[Records]

__________________________________________________

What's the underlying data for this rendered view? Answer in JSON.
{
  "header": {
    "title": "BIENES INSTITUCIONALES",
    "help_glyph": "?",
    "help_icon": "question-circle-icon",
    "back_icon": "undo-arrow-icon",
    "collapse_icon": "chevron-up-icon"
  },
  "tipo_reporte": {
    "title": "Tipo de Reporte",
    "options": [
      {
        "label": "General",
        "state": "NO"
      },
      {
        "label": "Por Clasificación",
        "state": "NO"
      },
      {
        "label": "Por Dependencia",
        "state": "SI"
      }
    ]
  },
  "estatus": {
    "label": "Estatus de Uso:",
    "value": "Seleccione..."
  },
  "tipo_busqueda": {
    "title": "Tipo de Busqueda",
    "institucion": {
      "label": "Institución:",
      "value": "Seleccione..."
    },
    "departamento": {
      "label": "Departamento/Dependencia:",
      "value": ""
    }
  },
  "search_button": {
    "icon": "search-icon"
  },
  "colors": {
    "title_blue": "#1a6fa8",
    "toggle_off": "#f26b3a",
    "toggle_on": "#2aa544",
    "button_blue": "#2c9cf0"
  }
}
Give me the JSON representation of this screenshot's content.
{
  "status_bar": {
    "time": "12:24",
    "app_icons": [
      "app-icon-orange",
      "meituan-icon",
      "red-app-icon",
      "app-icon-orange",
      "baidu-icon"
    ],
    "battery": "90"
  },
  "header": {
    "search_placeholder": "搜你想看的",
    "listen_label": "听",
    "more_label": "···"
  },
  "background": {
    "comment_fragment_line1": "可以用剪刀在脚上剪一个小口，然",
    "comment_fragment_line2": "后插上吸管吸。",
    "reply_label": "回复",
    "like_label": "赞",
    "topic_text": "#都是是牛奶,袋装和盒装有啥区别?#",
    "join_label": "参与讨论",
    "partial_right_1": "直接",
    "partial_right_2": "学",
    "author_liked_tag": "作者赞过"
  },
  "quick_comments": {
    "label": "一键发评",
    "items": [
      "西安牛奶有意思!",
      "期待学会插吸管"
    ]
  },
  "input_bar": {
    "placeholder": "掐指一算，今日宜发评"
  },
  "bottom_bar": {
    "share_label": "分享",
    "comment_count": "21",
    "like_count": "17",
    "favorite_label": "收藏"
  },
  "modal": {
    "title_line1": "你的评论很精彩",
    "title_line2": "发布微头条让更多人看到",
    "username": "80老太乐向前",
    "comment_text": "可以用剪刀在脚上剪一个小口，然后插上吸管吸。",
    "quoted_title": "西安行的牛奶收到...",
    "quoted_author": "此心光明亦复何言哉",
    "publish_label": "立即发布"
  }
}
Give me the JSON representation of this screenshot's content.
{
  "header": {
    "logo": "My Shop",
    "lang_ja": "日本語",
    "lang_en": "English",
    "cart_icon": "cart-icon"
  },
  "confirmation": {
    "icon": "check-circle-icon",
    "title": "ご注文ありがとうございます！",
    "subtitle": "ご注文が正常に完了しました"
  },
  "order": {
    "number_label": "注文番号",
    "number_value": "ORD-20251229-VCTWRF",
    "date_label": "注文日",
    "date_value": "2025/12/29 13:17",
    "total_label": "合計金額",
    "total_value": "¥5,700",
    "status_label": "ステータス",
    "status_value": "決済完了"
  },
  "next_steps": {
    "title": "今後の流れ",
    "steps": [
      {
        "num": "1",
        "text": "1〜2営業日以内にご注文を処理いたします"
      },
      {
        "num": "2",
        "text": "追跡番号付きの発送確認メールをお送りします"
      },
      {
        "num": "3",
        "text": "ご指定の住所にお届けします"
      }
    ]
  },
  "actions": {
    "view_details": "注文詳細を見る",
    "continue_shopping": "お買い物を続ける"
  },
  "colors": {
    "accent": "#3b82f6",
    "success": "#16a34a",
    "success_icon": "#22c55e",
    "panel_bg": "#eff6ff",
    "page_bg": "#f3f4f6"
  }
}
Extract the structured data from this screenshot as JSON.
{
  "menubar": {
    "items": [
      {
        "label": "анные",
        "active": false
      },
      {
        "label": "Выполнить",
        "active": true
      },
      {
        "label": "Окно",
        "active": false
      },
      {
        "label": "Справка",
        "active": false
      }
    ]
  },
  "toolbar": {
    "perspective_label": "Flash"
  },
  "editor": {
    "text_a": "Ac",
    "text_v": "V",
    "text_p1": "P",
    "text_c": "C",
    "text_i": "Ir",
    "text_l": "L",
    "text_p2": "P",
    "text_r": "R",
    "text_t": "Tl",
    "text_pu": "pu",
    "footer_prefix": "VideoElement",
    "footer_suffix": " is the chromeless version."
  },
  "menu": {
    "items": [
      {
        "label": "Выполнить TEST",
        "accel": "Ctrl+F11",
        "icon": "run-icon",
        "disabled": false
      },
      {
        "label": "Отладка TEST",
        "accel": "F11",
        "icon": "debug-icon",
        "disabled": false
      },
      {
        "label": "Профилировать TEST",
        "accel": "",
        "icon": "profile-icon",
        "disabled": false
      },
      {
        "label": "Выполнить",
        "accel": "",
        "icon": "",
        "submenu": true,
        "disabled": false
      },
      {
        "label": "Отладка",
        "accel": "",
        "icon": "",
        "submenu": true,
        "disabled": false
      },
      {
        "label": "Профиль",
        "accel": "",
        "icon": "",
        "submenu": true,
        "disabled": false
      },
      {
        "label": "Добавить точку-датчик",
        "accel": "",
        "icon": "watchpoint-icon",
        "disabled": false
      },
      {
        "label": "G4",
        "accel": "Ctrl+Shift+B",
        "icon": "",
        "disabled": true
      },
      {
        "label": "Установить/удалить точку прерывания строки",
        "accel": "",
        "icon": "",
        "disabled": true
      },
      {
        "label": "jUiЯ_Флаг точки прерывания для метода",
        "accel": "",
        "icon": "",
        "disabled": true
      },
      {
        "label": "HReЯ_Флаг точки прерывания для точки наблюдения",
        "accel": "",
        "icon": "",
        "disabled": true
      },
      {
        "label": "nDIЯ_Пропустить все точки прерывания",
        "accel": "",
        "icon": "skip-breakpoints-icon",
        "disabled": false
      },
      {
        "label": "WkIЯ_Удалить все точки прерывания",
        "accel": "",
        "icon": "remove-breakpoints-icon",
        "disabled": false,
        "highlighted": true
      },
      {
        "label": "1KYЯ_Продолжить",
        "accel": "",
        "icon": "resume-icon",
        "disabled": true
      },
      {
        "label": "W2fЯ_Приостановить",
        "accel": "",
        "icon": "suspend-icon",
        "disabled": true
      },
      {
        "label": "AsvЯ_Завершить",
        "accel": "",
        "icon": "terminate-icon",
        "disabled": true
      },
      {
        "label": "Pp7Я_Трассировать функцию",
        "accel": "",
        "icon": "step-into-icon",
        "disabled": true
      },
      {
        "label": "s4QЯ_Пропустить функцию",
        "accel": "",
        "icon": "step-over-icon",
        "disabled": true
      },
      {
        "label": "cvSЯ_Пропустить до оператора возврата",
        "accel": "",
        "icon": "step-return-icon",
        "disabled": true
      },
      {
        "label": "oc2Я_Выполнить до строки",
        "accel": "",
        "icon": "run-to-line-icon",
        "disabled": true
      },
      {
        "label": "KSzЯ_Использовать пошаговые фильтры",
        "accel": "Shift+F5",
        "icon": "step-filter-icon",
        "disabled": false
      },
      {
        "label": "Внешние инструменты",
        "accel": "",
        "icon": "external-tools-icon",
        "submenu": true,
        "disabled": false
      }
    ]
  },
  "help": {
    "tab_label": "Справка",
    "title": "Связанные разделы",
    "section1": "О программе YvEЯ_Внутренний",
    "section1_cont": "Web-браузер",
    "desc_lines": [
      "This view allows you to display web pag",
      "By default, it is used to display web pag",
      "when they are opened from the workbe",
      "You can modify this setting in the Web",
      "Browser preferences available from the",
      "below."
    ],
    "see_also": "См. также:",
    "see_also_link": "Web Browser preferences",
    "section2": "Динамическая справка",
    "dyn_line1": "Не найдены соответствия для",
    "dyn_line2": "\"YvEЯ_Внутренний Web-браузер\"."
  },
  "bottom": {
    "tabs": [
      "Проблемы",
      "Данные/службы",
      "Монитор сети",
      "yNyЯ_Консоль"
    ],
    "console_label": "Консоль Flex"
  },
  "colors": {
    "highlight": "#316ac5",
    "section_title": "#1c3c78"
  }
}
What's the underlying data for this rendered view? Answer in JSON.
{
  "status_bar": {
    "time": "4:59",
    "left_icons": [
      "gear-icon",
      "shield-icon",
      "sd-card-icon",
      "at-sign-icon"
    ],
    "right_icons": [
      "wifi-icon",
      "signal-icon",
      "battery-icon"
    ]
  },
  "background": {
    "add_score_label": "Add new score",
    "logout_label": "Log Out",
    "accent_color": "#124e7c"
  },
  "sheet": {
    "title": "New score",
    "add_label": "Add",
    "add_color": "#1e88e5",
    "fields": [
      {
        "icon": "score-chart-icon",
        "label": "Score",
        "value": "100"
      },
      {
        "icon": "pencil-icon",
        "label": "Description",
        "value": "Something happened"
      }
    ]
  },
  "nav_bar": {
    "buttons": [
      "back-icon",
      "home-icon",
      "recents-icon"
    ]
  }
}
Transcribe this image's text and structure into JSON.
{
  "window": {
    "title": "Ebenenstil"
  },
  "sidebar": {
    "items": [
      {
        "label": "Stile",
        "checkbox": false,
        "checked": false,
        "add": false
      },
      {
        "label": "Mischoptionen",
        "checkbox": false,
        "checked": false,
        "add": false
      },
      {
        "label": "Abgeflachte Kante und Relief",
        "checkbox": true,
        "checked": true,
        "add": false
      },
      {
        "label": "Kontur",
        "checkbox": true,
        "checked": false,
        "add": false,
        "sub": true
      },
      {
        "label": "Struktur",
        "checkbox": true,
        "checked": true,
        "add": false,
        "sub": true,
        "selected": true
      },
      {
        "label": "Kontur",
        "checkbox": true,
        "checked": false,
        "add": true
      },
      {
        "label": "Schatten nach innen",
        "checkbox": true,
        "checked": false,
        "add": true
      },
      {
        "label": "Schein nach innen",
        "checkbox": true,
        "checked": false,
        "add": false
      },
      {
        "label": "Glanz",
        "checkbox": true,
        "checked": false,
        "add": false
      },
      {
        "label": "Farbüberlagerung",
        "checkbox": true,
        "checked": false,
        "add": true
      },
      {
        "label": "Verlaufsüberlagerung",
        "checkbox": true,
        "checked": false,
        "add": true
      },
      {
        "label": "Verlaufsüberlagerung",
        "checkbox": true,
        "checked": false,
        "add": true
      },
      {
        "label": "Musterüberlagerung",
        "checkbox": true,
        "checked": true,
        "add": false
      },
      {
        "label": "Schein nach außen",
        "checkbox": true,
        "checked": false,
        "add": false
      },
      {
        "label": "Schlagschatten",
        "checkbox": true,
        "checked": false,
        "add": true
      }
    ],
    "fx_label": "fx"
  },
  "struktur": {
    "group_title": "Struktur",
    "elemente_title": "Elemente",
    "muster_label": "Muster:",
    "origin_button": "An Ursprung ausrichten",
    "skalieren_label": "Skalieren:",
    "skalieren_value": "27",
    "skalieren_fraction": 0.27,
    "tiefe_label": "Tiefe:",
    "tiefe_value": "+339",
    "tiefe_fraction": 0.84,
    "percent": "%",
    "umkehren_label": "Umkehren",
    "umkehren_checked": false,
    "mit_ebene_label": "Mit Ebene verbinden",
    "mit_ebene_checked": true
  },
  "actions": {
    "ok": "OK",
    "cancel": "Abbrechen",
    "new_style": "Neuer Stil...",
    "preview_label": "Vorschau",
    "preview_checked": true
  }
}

__________________________________________________

Task brief —
From the entries above, copy every line that holds the word "браузер".

Full response —
    "section1_cont": "Web-браузер",
    "dyn_line2": "\"YvEЯ_Внутренний Web-браузер\"."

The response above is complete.